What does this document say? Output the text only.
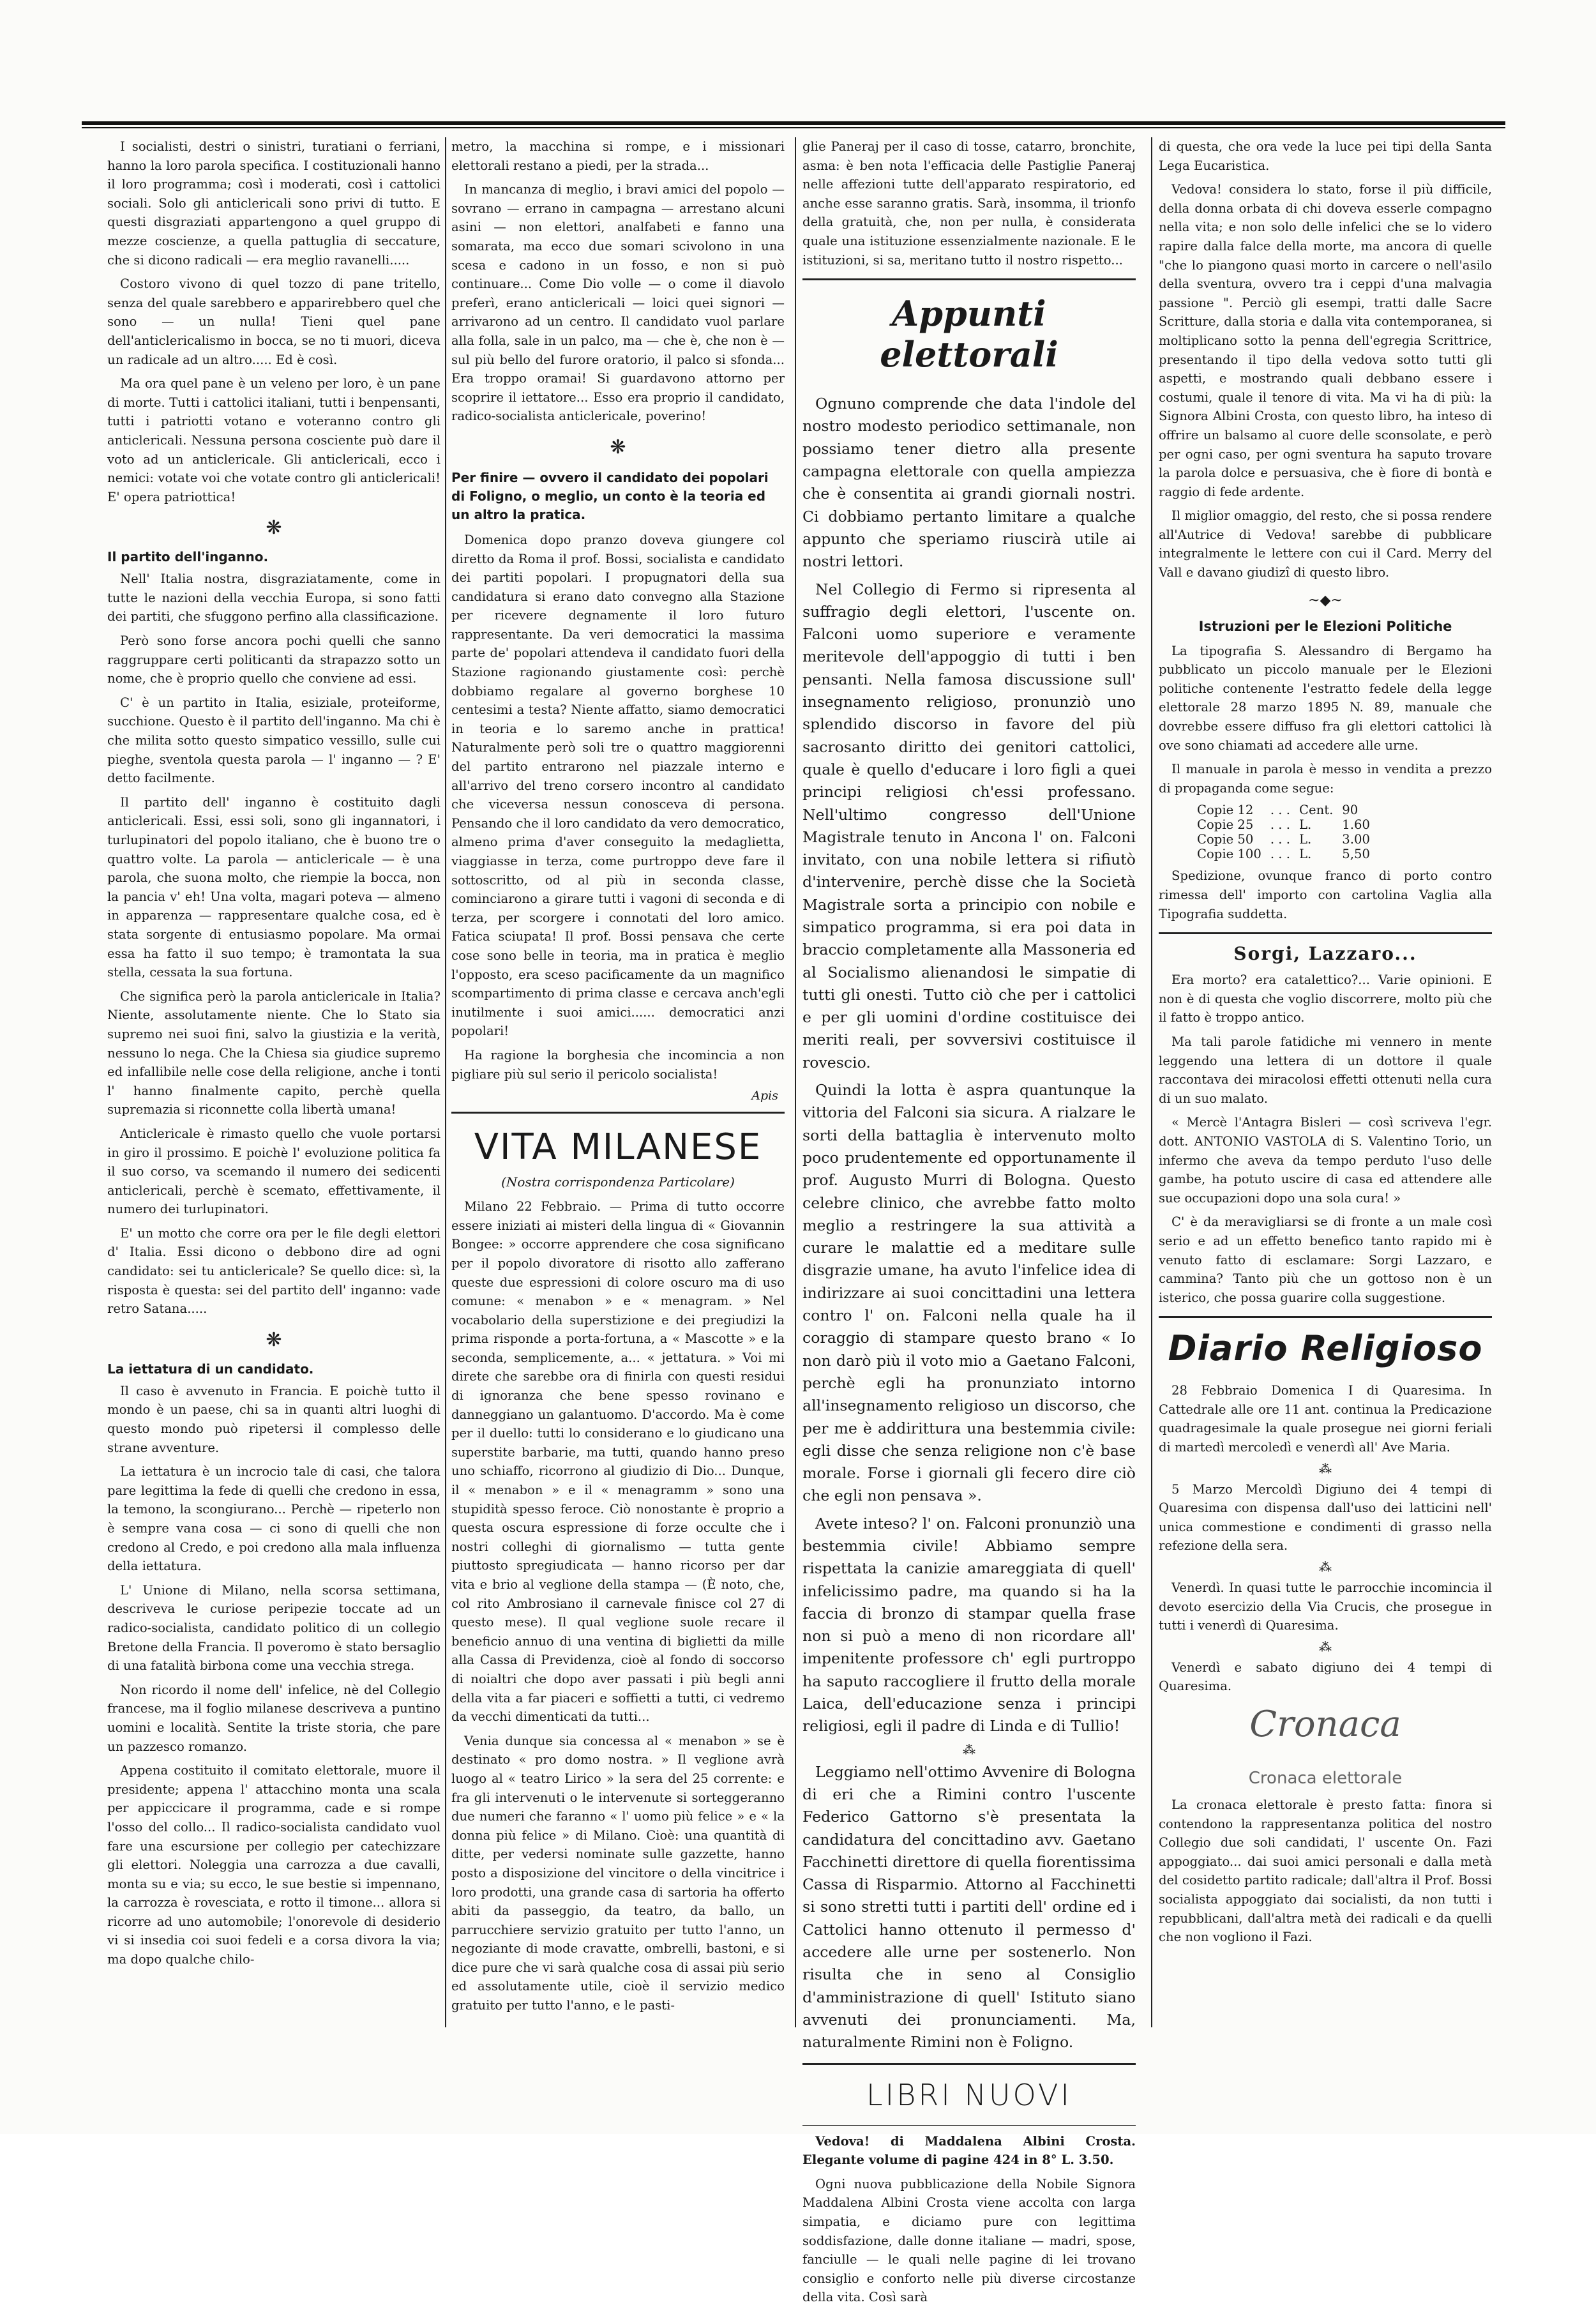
I socialisti, destri o sinistri, turatiani o ferriani, hanno la loro parola specifica. I costituzionali hanno il loro programma; così i moderati, così i cattolici sociali. Solo gli anticlericali sono privi di tutto. E questi disgraziati appartengono a quel gruppo di mezze coscienze, a quella pattuglia di seccature, che si dicono radicali — era meglio ravanelli.....

Costoro vivono di quel tozzo di pane tritello, senza del quale sarebbero e apparirebbero quel che sono — un nulla! Tieni quel pane dell'anticlericalismo in bocca, se no ti muori, diceva un radicale ad un altro..... Ed è così.

Ma ora quel pane è un veleno per loro, è un pane di morte. Tutti i cattolici italiani, tutti i benpensanti, tutti i patriotti votano e voteranno contro gli anticlericali. Nessuna persona cosciente può dare il voto ad un anticlericale. Gli anticlericali, ecco i nemici: votate voi che votate contro gli anticlericali! E' opera patriottica!

❋
Il partito dell'inganno.

Nell' Italia nostra, disgraziatamente, come in tutte le nazioni della vecchia Europa, si sono fatti dei partiti, che sfuggono perfino alla classificazione.

Però sono forse ancora pochi quelli che sanno raggruppare certi politicanti da strapazzo sotto un nome, che è proprio quello che conviene ad essi.

C' è un partito in Italia, esiziale, proteiforme, succhione. Questo è il partito dell'inganno. Ma chi è che milita sotto questo simpatico vessillo, sulle cui pieghe, sventola questa parola — l' inganno — ? E' detto facilmente.

Il partito dell' inganno è costituito dagli anticlericali. Essi, essi soli, sono gli ingannatori, i turlupinatori del popolo italiano, che è buono tre o quattro volte. La parola — anticlericale — è una parola, che suona molto, che riempie la bocca, non la pancia v' eh! Una volta, magari poteva — almeno in apparenza — rappresentare qualche cosa, ed è stata sorgente di entusiasmo popolare. Ma ormai essa ha fatto il suo tempo; è tramontata la sua stella, cessata la sua fortuna.

Che significa però la parola anticlericale in Italia? Niente, assolutamente niente. Che lo Stato sia supremo nei suoi fini, salvo la giustizia e la verità, nessuno lo nega. Che la Chiesa sia giudice supremo ed infallibile nelle cose della religione, anche i tonti l' hanno finalmente capito, perchè quella supremazia si riconnette colla libertà umana!

Anticlericale è rimasto quello che vuole portarsi in giro il prossimo. E poichè l' evoluzione politica fa il suo corso, va scemando il numero dei sedicenti anticlericali, perchè è scemato, effettivamente, il numero dei turlupinatori.

E' un motto che corre ora per le file degli elettori d' Italia. Essi dicono o debbono dire ad ogni candidato: sei tu anticlericale? Se quello dice: sì, la risposta è questa: sei del partito dell' inganno: vade retro Satana.....

❋
La iettatura di un candidato.

Il caso è avvenuto in Francia. E poichè tutto il mondo è un paese, chi sa in quanti altri luoghi di questo mondo può ripetersi il complesso delle strane avventure.

La iettatura è un incrocio tale di casi, che talora pare legittima la fede di quelli che credono in essa, la temono, la scongiurano... Perchè — ripeterlo non è sempre vana cosa — ci sono di quelli che non credono al Credo, e poi credono alla mala influenza della iettatura.

L' Unione di Milano, nella scorsa settimana, descriveva le curiose peripezie toccate ad un radico-socialista, candidato politico di un collegio Bretone della Francia. Il poveromo è stato bersaglio di una fatalità birbona come una vecchia strega.

Non ricordo il nome dell' infelice, nè del Collegio francese, ma il foglio milanese descriveva a puntino uomini e località. Sentite la triste storia, che pare un pazzesco romanzo.

Appena costituito il comitato elettorale, muore il presidente; appena l' attacchino monta una scala per appiccicare il programma, cade e si rompe l'osso del collo... Il radico-socialista candidato vuol fare una escursione per collegio per catechizzare gli elettori. Noleggia una carrozza a due cavalli, monta su e via; su ecco, le sue bestie si impennano, la carrozza è rovesciata, e rotto il timone... allora si ricorre ad uno automobile; l'onorevole di desiderio vi si insedia coi suoi fedeli e a corsa divora la via; ma dopo qualche chilo-

metro, la macchina si rompe, e i missionari elettorali restano a piedi, per la strada...

In mancanza di meglio, i bravi amici del popolo — sovrano — errano in campagna — arrestano alcuni asini — non elettori, analfabeti e fanno una somarata, ma ecco due somari scivolono in una scesa e cadono in un fosso, e non si può continuare... Come Dio volle — o come il diavolo preferì, erano anticlericali — loici quei signori — arrivarono ad un centro. Il candidato vuol parlare alla folla, sale in un palco, ma — che è, che non è — sul più bello del furore oratorio, il palco si sfonda... Era troppo oramai! Si guardavono attorno per scoprire il iettatore... Esso era proprio il candidato, radico-socialista anticlericale, poverino!

❋
Per finire — ovvero il candidato dei popolari di Foligno, o meglio, un conto è la teoria ed un altro la pratica.

Domenica dopo pranzo doveva giungere col diretto da Roma il prof. Bossi, socialista e candidato dei partiti popolari. I propugnatori della sua candidatura si erano dato convegno alla Stazione per ricevere degnamente il loro futuro rappresentante. Da veri democratici la massima parte de' popolari attendeva il candidato fuori della Stazione ragionando giustamente così: perchè dobbiamo regalare al governo borghese 10 centesimi a testa? Niente affatto, siamo democratici in teoria e lo saremo anche in prattica! Naturalmente però soli tre o quattro maggiorenni del partito entrarono nel piazzale interno e all'arrivo del treno corsero incontro al candidato che viceversa nessun conosceva di persona. Pensando che il loro candidato da vero democratico, almeno prima d'aver conseguito la medaglietta, viaggiasse in terza, come purtroppo deve fare il sottoscritto, od al più in seconda classe, cominciarono a girare tutti i vagoni di seconda e di terza, per scorgere i connotati del loro amico. Fatica sciupata! Il prof. Bossi pensava che certe cose sono belle in teoria, ma in pratica è meglio l'opposto, era sceso pacificamente da un magnifico scompartimento di prima classe e cercava anch'egli inutilmente i suoi amici...... democratici anzi popolari!

Ha ragione la borghesia che incomincia a non pigliare più sul serio il pericolo socialista!

Apis
VITA MILANESE
(Nostra corrispondenza Particolare)

Milano 22 Febbraio. — Prima di tutto occorre essere iniziati ai misteri della lingua di « Giovannin Bongee: » occorre apprendere che cosa significano per il popolo divoratore di risotto allo zafferano queste due espressioni di colore oscuro ma di uso comune: « menabon » e « menagram. » Nel vocabolario della superstizione e dei pregiudizi la prima risponde a porta-fortuna, a « Mascotte » e la seconda, semplicemente, a... « jettatura. » Voi mi direte che sarebbe ora di finirla con questi residui di ignoranza che bene spesso rovinano e danneggiano un galantuomo. D'accordo. Ma è come per il duello: tutti lo considerano e lo giudicano una superstite barbarie, ma tutti, quando hanno preso uno schiaffo, ricorrono al giudizio di Dio... Dunque, il « menabon » e il « menagramm » sono una stupidità spesso feroce. Ciò nonostante è proprio a questa oscura espressione di forze occulte che i nostri colleghi di giornalismo — tutta gente piuttosto spregiudicata — hanno ricorso per dar vita e brio al veglione della stampa — (È noto, che, col rito Ambrosiano il carnevale finisce col 27 di questo mese). Il qual veglione suole recare il beneficio annuo di una ventina di biglietti da mille alla Cassa di Previdenza, cioè al fondo di soccorso di noialtri che dopo aver passati i più begli anni della vita a far piaceri e soffietti a tutti, ci vedremo da vecchi dimenticati da tutti...

Venia dunque sia concessa al « menabon » se è destinato « pro domo nostra. » Il veglione avrà luogo al « teatro Lirico » la sera del 25 corrente: e fra gli intervenuti o le intervenute si sorteggeranno due numeri che faranno « l' uomo più felice » e « la donna più felice » di Milano. Cioè: una quantità di ditte, per vedersi nominate sulle gazzette, hanno posto a disposizione del vincitore o della vincitrice i loro prodotti, una grande casa di sartoria ha offerto abiti da passeggio, da teatro, da ballo, un parrucchiere servizio gratuito per tutto l'anno, un negoziante di mode cravatte, ombrelli, bastoni, e si dice pure che vi sarà qualche cosa di assai più serio ed assolutamente utile, cioè il servizio medico gratuito per tutto l'anno, e le pasti-

glie Paneraj per il caso di tosse, catarro, bronchite, asma: è ben nota l'efficacia delle Pastiglie Paneraj nelle affezioni tutte dell'apparato respiratorio, ed anche esse saranno gratis. Sarà, insomma, il trionfo della gratuità, che, non per nulla, è considerata quale una istituzione essenzialmente nazionale. E le istituzioni, si sa, meritano tutto il nostro rispetto...

Appunti elettorali

Ognuno comprende che data l'indole del nostro modesto periodico settimanale, non possiamo tener dietro alla presente campagna elettorale con quella ampiezza che è consentita ai grandi giornali nostri. Ci dobbiamo pertanto limitare a qualche appunto che speriamo riuscirà utile ai nostri lettori.

Nel Collegio di Fermo si ripresenta al suffragio degli elettori, l'uscente on. Falconi uomo superiore e veramente meritevole dell'appoggio di tutti i ben pensanti. Nella famosa discussione sull' insegnamento religioso, pronunziò uno splendido discorso in favore del più sacrosanto diritto dei genitori cattolici, quale è quello d'educare i loro figli a quei principi religiosi ch'essi professano. Nell'ultimo congresso dell'Unione Magistrale tenuto in Ancona l' on. Falconi invitato, con una nobile lettera si rifiutò d'intervenire, perchè disse che la Società Magistrale sorta a principio con nobile e simpatico programma, si era poi data in braccio completamente alla Massoneria ed al Socialismo alienandosi le simpatie di tutti gli onesti. Tutto ciò che per i cattolici e per gli uomini d'ordine costituisce dei meriti reali, per sovversivi costituisce il rovescio.

Quindi la lotta è aspra quantunque la vittoria del Falconi sia sicura. A rialzare le sorti della battaglia è intervenuto molto poco prudentemente ed opportunamente il prof. Augusto Murri di Bologna. Questo celebre clinico, che avrebbe fatto molto meglio a restringere la sua attività a curare le malattie ed a meditare sulle disgrazie umane, ha avuto l'infelice idea di indirizzare ai suoi concittadini una lettera contro l' on. Falconi nella quale ha il coraggio di stampare questo brano « Io non darò più il voto mio a Gaetano Falconi, perchè egli ha pronunziato intorno all'insegnamento religioso un discorso, che per me è addirittura una bestemmia civile: egli disse che senza religione non c'è base morale. Forse i giornali gli fecero dire ciò che egli non pensava ».

Avete inteso? l' on. Falconi pronunziò una bestemmia civile! Abbiamo sempre rispettata la canizie amareggiata di quell' infelicissimo padre, ma quando si ha la faccia di bronzo di stampar quella frase non si può a meno di non ricordare all' impenitente professore ch' egli purtroppo ha saputo raccogliere il frutto della morale Laica, dell'educazione senza i principi religiosi, egli il padre di Linda e di Tullio!

⁂

Leggiamo nell'ottimo Avvenire di Bologna di eri che a Rimini contro l'uscente Federico Gattorno s'è presentata la candidatura del concittadino avv. Gaetano Facchinetti direttore di quella fiorentissima Cassa di Risparmio. Attorno al Facchinetti si sono stretti tutti i partiti dell' ordine ed i Cattolici hanno ottenuto il permesso d' accedere alle urne per sostenerlo. Non risulta che in seno al Consiglio d'amministrazione di quell' Istituto siano avvenuti dei pronunciamenti. Ma, naturalmente Rimini non è Foligno.

LIBRI NUOVI

Vedova! di Maddalena Albini Crosta. Elegante volume di pagine 424 in 8° L. 3.50.

Ogni nuova pubblicazione della Nobile Signora Maddalena Albini Crosta viene accolta con larga simpatia, e diciamo pure con legittima soddisfazione, dalle donne italiane — madri, spose, fanciulle — le quali nelle pagine di lei trovano consiglio e conforto nelle più diverse circostanze della vita. Così sarà

di questa, che ora vede la luce pei tipi della Santa Lega Eucaristica.

Vedova! considera lo stato, forse il più difficile, della donna orbata di chi doveva esserle compagno nella vita; e non solo delle infelici che se lo videro rapire dalla falce della morte, ma ancora di quelle "che lo piangono quasi morto in carcere o nell'asilo della sventura, ovvero tra i ceppi d'una malvagia passione ". Perciò gli esempi, tratti dalle Sacre Scritture, dalla storia e dalla vita contemporanea, si moltiplicano sotto la penna dell'egregia Scrittrice, presentando il tipo della vedova sotto tutti gli aspetti, e mostrando quali debbano essere i costumi, quale il tenore di vita. Ma vi ha di più: la Signora Albini Crosta, con questo libro, ha inteso di offrire un balsamo al cuore delle sconsolate, e però per ogni caso, per ogni sventura ha saputo trovare la parola dolce e persuasiva, che è fiore di bontà e raggio di fede ardente.

Il miglior omaggio, del resto, che si possa rendere all'Autrice di Vedova! sarebbe di pubblicare integralmente le lettere con cui il Card. Merry del Vall e davano giudizî di questo libro.

~◆~
Istruzioni per le Elezioni Politiche

La tipografia S. Alessandro di Bergamo ha pubblicato un piccolo manuale per le Elezioni politiche contenente l'estratto fedele della legge elettorale 28 marzo 1895 N. 89, manuale che dovrebbe essere diffuso fra gli elettori cattolici là ove sono chiamati ad accedere alle urne.

Il manuale in parola è messo in vendita a prezzo di propaganda come segue:

Copie 12	. . .	Cent.	90
Copie 25	. . .	L.	1.60
Copie 50	. . .	L.	3.00
Copie 100	. . .	L.	5,50

Spedizione, ovunque franco di porto contro rimessa dell' importo con cartolina Vaglia alla Tipografia suddetta.

Sorgi, Lazzaro...

Era morto? era catalettico?... Varie opinioni. E non è di questa che voglio discorrere, molto più che il fatto è troppo antico.

Ma tali parole fatidiche mi vennero in mente leggendo una lettera di un dottore il quale raccontava dei miracolosi effetti ottenuti nella cura di un suo malato.

« Mercè l'Antagra Bisleri — così scriveva l'egr. dott. ANTONIO VASTOLA di S. Valentino Torio, un infermo che aveva da tempo perduto l'uso delle gambe, ha potuto uscire di casa ed attendere alle sue occupazioni dopo una sola cura! »

C' è da meravigliarsi se di fronte a un male così serio e ad un effetto benefico tanto rapido mi è venuto fatto di esclamare: Sorgi Lazzaro, e cammina? Tanto più che un gottoso non è un isterico, che possa guarire colla suggestione.

Diario Religioso

28 Febbraio Domenica I di Quaresima. In Cattedrale alle ore 11 ant. continua la Predicazione quadragesimale la quale prosegue nei giorni feriali di martedì mercoledì e venerdì all' Ave Maria.

⁂

5 Marzo Mercoldì Digiuno dei 4 tempi di Quaresima con dispensa dall'uso dei latticini nell' unica commestione e condimenti di grasso nella refezione della sera.

⁂

Venerdì. In quasi tutte le parrocchie incomincia il devoto esercizio della Via Crucis, che prosegue in tutti i venerdì di Quaresima.

⁂

Venerdì e sabato digiuno dei 4 tempi di Quaresima.

Cronaca
Cronaca elettorale

La cronaca elettorale è presto fatta: finora si contendono la rappresentanza politica del nostro Collegio due soli candidati, l' uscente On. Fazi appoggiato... dai suoi amici personali e dalla metà del cosidetto partito radicale; dall'altra il Prof. Bossi socialista appoggiato dai socialisti, da non tutti i repubblicani, dall'altra metà dei radicali e da quelli che non vogliono il Fazi.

WORK INSTRUCTIONS
Give only the number of lines in the listing above that include the string "costituito".

SOLUTION FOR THIS PROBLEM
2